— Your instructions —
Quote the items below word for word, from the first one through the line that contains "midpoint-marker-icon[interactable]: ◆ [147, 190, 153, 198]".

— Records for this exercise —
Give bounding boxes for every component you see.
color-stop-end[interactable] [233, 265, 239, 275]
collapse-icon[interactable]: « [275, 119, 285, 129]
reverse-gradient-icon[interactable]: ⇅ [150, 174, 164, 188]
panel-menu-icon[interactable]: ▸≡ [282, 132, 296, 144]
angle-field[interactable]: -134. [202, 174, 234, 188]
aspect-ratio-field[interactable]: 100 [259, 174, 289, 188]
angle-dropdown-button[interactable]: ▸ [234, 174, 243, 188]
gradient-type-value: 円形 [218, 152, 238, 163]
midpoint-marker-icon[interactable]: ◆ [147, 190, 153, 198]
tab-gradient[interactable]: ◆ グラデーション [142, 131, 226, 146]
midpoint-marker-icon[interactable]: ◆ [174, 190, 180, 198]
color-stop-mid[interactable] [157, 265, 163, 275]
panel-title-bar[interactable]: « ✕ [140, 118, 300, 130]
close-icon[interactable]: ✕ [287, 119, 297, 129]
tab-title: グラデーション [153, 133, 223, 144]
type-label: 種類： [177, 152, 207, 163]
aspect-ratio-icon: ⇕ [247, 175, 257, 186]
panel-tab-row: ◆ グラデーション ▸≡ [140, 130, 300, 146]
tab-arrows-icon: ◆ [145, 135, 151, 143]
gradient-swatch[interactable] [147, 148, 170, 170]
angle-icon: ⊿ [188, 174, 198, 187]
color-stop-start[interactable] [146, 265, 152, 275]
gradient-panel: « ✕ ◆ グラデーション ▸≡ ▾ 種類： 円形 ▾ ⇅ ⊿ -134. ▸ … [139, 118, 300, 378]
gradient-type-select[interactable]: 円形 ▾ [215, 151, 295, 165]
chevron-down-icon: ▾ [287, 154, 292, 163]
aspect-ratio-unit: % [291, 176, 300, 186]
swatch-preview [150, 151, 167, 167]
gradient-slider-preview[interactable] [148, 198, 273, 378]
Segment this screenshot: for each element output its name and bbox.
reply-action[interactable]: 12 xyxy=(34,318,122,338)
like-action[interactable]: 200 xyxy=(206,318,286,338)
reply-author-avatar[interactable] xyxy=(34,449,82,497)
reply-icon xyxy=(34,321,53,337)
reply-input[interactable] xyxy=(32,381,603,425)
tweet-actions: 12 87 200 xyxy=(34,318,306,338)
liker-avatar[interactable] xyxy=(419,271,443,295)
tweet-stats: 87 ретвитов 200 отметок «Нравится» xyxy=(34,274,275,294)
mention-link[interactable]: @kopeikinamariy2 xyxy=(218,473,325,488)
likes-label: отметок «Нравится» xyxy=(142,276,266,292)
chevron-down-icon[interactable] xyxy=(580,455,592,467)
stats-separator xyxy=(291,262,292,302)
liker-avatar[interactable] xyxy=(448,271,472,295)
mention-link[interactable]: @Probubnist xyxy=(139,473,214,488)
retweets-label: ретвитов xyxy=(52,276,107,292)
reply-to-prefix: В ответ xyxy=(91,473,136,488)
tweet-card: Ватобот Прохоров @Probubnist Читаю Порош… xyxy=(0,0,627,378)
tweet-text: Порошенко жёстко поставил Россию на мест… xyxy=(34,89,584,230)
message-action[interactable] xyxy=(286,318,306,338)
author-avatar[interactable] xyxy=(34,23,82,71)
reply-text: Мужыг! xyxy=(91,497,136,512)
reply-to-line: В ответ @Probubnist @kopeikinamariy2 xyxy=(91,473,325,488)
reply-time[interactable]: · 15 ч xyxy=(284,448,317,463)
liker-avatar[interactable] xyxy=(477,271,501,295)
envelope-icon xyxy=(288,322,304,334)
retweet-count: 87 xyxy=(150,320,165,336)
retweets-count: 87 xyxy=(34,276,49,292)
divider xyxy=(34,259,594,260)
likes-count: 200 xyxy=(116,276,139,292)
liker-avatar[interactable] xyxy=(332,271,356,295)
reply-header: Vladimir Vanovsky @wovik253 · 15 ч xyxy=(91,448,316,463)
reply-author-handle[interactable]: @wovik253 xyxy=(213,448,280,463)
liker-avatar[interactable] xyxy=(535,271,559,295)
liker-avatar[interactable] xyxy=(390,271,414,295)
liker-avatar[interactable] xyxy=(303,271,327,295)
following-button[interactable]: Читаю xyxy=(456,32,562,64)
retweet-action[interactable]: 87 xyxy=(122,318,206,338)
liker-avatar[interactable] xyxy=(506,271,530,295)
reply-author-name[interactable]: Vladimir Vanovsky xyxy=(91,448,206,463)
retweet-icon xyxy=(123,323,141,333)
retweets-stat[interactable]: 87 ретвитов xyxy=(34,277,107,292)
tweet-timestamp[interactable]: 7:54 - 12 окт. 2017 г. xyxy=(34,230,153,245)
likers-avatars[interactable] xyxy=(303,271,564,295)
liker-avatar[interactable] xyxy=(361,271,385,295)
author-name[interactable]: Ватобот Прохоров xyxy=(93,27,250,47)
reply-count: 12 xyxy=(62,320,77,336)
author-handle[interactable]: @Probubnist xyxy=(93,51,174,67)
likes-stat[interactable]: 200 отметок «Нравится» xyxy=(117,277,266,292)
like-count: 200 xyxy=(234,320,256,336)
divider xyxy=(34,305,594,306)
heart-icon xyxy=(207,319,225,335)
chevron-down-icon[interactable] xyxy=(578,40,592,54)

— Output —
Give bounding boxes for every component you see.
color-stop-end[interactable] [233, 265, 239, 275]
collapse-icon[interactable]: « [275, 119, 285, 129]
reverse-gradient-icon[interactable]: ⇅ [150, 174, 164, 188]
panel-menu-icon[interactable]: ▸≡ [282, 132, 296, 144]
angle-field[interactable]: -134. [202, 174, 234, 188]
aspect-ratio-field[interactable]: 100 [259, 174, 289, 188]
angle-dropdown-button[interactable]: ▸ [234, 174, 243, 188]
gradient-type-value: 円形 [218, 152, 238, 163]
midpoint-marker-icon[interactable]: ◆ [147, 190, 153, 198]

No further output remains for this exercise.